**Stated exercise**
Output all the entries word for word. Omit the pictures.
___ Provided data ___
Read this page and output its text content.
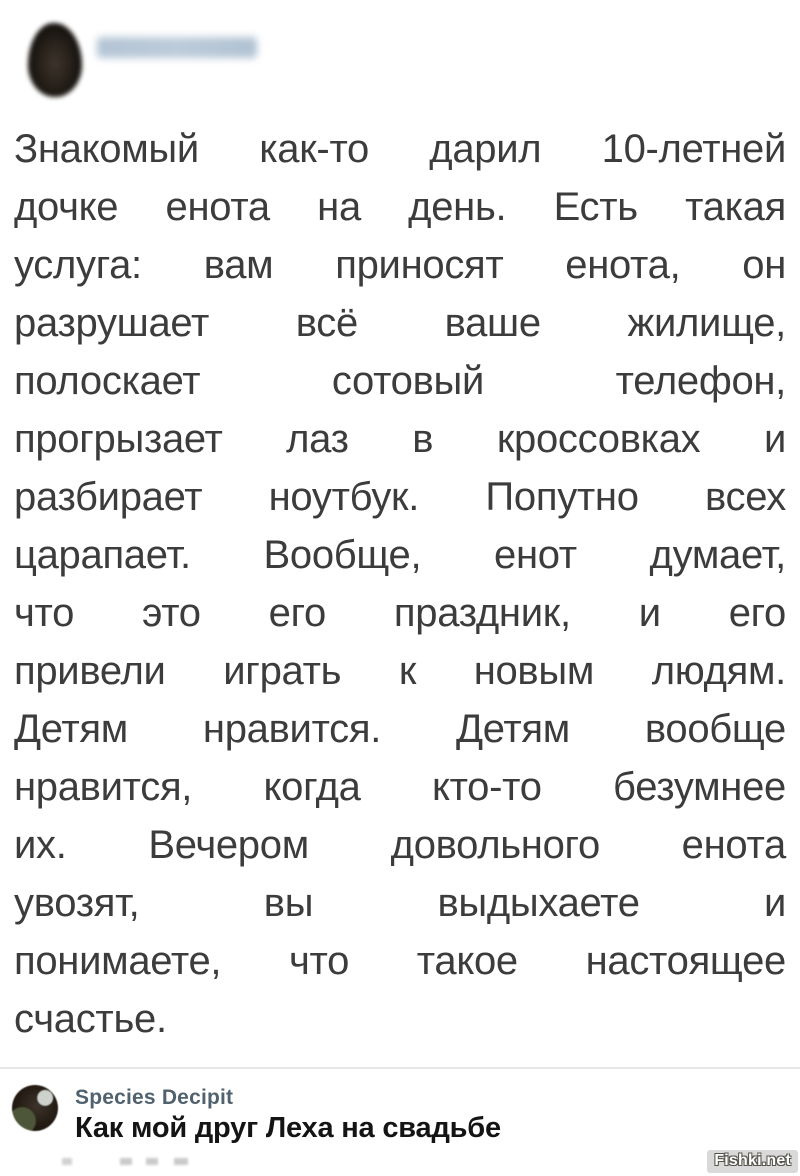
Знакомый как-то дарил 10-летней
дочке енота на день. Есть такая
услуга: вам приносят енота, он
разрушает всё ваше жилище,
полоскает сотовый телефон,
прогрызает лаз в кроссовках и
разбирает ноутбук. Попутно всех
царапает. Вообще, енот думает,
что это его праздник, и его
привели играть к новым людям.
Детям нравится. Детям вообще
нравится, когда кто-то безумнее
их. Вечером довольного енота
увозят, вы выдыхаете и
понимаете, что такое настоящее
счастье.
Species Decipit
Как мой друг Леха на свадьбе
Fishki.net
___
**Task response**
Read this page and output its text content.
Знакомый как-то дарил 10-летней
дочке енота на день. Есть такая
услуга: вам приносят енота, он
разрушает всё ваше жилище,
полоскает сотовый телефон,
прогрызает лаз в кроссовках и
разбирает ноутбук. Попутно всех
царапает. Вообще, енот думает,
что это его праздник, и его
привели играть к новым людям.
Детям нравится. Детям вообще
нравится, когда кто-то безумнее
их. Вечером довольного енота
увозят, вы выдыхаете и
понимаете, что такое настоящее
счастье.
Species Decipit
Как мой друг Леха на свадьбе
Fishki.net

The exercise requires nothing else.